Problem requirements: Copy every line in which the string "JSON" occurs.

Dataset records on visual material:
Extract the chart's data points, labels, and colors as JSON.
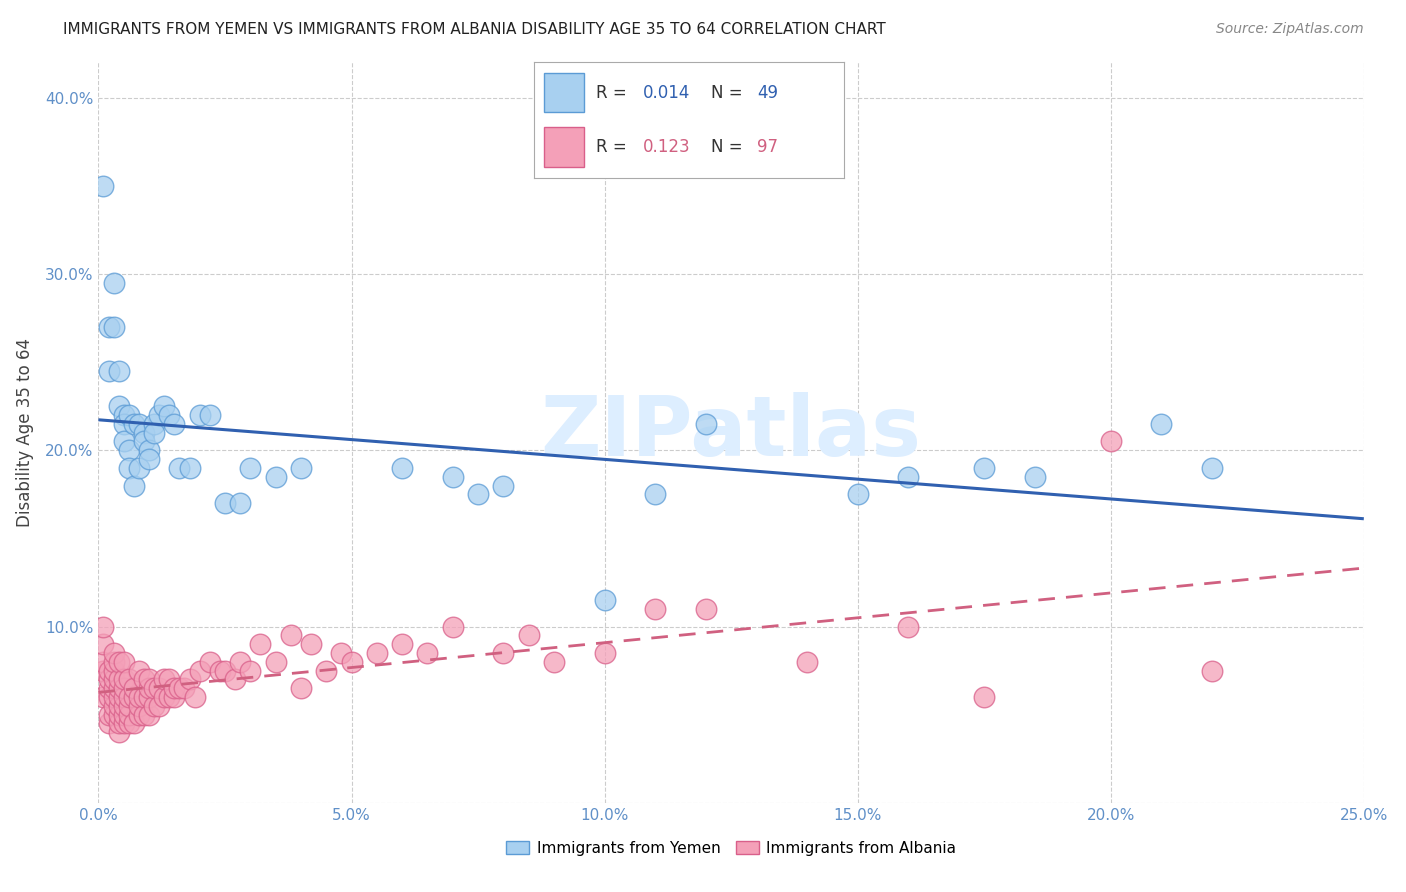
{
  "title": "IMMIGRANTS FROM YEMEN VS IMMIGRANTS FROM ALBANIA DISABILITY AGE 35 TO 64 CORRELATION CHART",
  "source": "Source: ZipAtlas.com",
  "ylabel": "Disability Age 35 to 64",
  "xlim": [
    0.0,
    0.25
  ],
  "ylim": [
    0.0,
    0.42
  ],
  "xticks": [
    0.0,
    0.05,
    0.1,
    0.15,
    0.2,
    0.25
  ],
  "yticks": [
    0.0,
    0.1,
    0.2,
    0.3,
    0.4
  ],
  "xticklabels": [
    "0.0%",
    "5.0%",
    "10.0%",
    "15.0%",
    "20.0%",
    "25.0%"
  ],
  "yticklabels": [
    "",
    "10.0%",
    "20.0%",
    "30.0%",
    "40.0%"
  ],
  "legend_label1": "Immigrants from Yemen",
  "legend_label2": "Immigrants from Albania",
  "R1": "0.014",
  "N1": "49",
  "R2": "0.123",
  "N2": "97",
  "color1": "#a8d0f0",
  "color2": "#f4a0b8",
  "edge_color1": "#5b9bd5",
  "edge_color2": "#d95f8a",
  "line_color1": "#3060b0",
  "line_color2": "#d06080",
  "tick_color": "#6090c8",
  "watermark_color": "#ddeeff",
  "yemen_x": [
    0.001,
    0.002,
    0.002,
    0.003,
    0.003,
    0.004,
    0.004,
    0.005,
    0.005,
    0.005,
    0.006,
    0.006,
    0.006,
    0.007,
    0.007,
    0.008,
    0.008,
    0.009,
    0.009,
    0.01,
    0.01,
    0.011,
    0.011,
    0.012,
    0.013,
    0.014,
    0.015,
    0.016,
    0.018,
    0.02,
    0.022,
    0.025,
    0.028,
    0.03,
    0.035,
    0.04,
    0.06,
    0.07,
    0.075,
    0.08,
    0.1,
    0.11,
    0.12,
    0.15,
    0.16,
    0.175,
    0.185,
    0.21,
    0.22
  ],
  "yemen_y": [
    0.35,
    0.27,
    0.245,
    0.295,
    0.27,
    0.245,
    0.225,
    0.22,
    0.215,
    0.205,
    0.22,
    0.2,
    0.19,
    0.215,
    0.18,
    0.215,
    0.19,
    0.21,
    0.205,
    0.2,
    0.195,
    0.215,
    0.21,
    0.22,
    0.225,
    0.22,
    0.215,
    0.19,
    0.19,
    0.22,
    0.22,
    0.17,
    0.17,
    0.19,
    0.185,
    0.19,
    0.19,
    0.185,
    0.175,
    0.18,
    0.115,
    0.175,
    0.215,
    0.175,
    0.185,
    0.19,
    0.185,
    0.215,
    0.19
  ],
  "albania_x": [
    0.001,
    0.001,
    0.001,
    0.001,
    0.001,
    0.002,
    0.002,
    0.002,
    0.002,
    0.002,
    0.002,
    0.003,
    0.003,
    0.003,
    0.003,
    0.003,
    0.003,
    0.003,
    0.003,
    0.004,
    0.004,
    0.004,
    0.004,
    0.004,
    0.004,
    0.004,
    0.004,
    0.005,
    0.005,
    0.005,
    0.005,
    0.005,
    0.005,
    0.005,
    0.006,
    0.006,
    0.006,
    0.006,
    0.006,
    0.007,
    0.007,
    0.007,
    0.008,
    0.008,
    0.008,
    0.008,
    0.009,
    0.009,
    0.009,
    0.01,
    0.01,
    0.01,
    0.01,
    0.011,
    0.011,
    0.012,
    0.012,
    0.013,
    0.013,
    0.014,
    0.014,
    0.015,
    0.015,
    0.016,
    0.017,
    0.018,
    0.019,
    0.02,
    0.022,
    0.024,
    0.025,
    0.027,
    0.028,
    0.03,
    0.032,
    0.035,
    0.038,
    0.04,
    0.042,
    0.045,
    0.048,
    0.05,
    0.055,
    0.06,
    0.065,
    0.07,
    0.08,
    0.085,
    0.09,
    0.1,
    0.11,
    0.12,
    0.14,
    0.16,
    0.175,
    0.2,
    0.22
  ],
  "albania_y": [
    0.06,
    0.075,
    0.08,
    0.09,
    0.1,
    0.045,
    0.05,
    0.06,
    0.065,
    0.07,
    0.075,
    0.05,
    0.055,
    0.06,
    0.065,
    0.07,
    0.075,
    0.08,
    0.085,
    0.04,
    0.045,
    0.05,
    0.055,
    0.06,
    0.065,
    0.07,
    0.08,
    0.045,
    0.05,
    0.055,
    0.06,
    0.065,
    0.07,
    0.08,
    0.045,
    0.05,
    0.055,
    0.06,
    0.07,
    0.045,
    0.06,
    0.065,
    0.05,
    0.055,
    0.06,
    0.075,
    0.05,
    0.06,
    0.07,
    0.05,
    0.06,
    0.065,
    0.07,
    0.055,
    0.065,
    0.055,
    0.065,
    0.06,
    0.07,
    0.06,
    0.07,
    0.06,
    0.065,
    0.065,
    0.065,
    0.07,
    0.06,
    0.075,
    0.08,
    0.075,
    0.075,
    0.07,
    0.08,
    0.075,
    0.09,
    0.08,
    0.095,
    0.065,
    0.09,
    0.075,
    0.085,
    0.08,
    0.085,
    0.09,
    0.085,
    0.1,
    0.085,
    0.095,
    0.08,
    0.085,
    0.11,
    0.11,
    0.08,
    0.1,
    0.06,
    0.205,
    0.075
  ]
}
==
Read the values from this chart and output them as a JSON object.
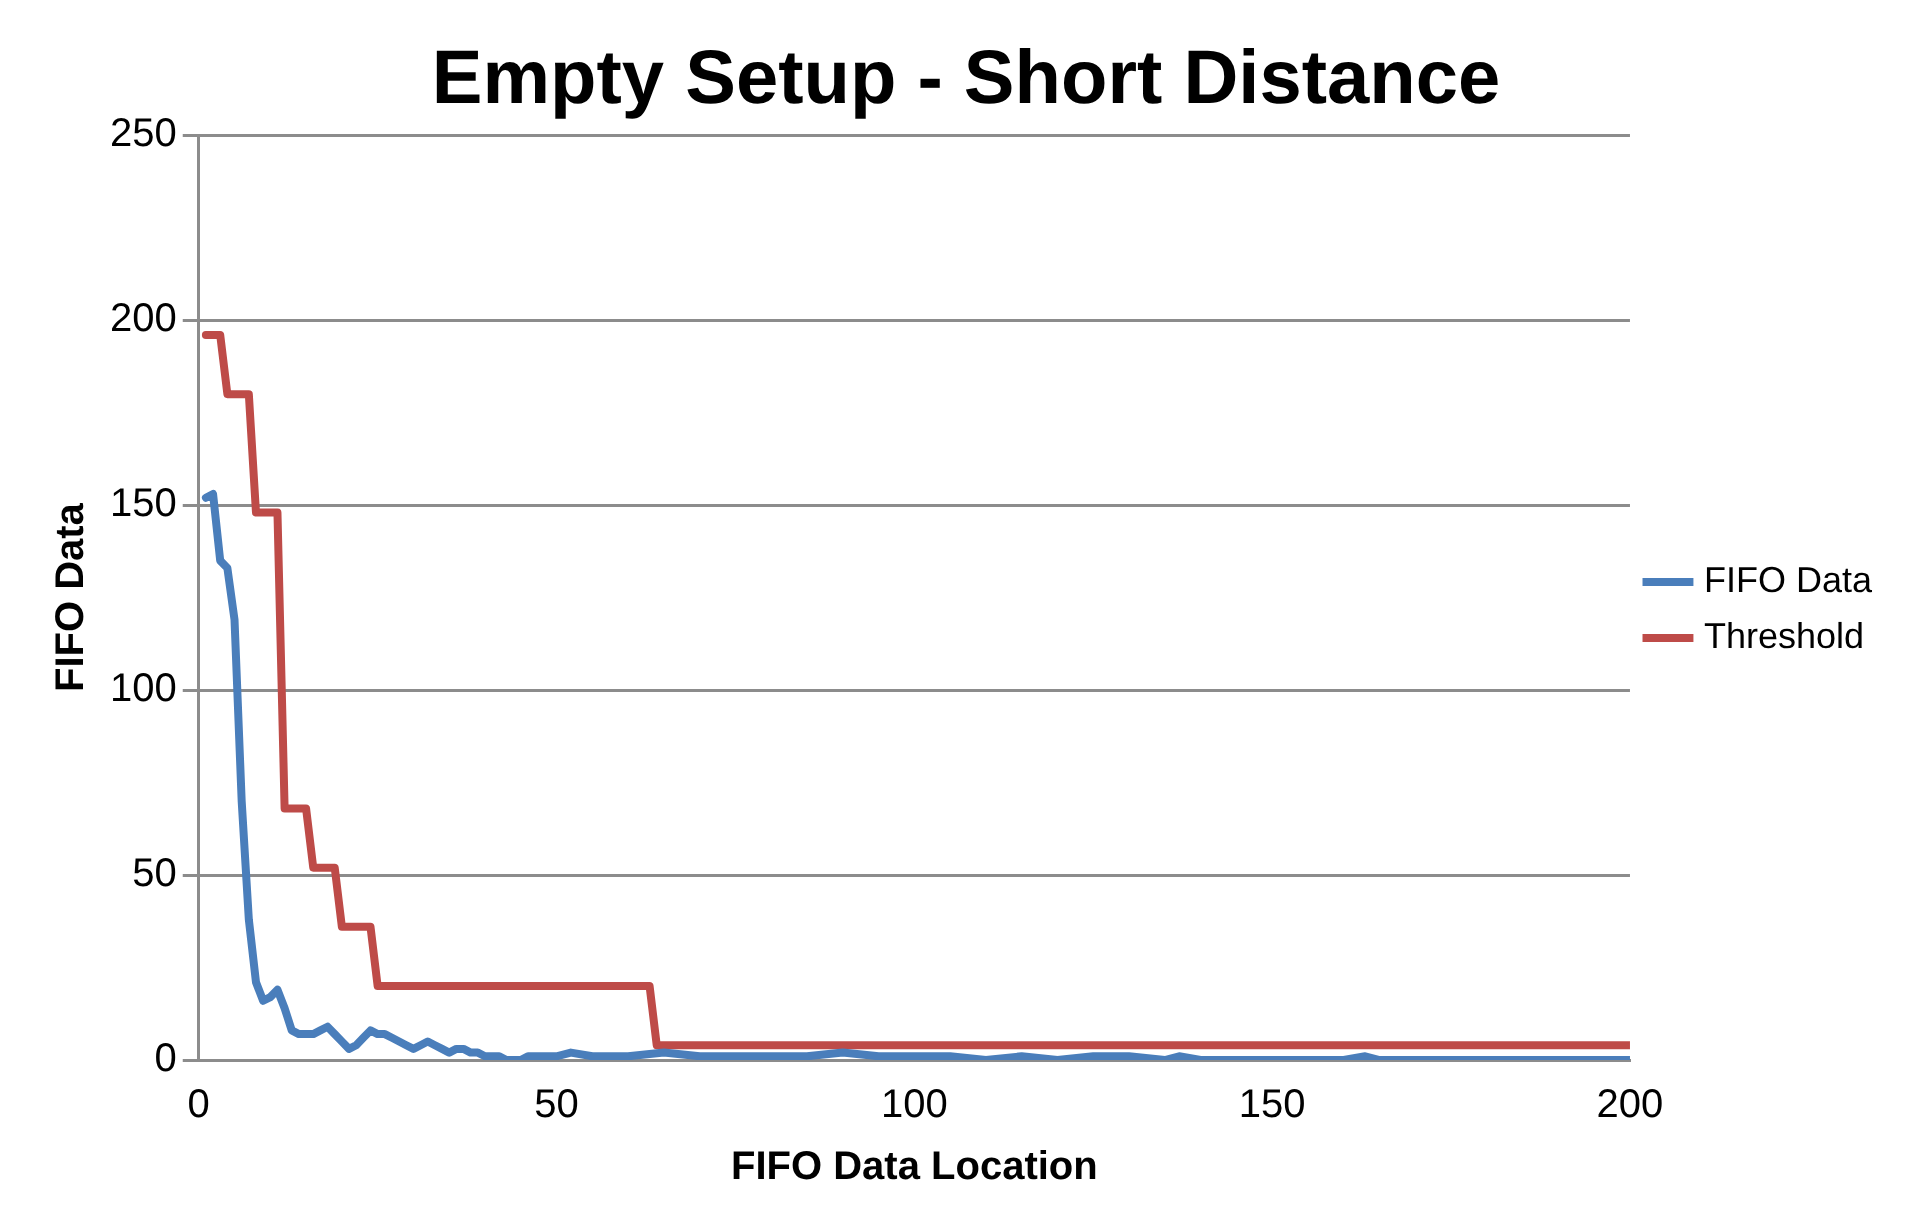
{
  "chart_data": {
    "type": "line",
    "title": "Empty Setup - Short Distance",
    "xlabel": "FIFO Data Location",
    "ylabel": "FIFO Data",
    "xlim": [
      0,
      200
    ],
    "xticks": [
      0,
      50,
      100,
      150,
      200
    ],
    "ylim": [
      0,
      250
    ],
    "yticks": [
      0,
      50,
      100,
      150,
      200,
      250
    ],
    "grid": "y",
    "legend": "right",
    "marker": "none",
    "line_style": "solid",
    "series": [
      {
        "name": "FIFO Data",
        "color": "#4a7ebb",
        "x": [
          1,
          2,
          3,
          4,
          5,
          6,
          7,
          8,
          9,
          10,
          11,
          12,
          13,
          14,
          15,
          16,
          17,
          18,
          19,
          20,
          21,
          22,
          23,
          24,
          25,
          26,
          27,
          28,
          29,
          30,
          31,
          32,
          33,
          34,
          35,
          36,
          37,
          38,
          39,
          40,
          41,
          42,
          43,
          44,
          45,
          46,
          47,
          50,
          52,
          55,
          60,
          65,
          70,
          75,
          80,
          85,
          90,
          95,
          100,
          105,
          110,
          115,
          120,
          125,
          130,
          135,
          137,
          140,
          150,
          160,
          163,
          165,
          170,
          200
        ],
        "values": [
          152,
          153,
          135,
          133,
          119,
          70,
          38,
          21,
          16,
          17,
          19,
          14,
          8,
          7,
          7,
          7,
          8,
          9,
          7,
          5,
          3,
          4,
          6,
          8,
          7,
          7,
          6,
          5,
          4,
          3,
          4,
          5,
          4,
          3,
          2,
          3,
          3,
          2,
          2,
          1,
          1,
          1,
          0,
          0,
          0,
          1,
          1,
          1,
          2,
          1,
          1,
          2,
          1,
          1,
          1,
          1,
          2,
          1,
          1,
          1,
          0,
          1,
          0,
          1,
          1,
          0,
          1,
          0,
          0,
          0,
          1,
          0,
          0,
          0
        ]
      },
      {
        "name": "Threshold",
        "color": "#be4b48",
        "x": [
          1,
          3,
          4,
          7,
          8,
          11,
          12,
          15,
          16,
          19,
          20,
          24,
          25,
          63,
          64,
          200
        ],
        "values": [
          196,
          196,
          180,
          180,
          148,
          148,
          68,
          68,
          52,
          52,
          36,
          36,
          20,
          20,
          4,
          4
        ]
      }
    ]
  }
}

Complete answer:
Extract the chart's data points, labels, and colors as JSON.
Read the values from this chart and output them as a JSON object.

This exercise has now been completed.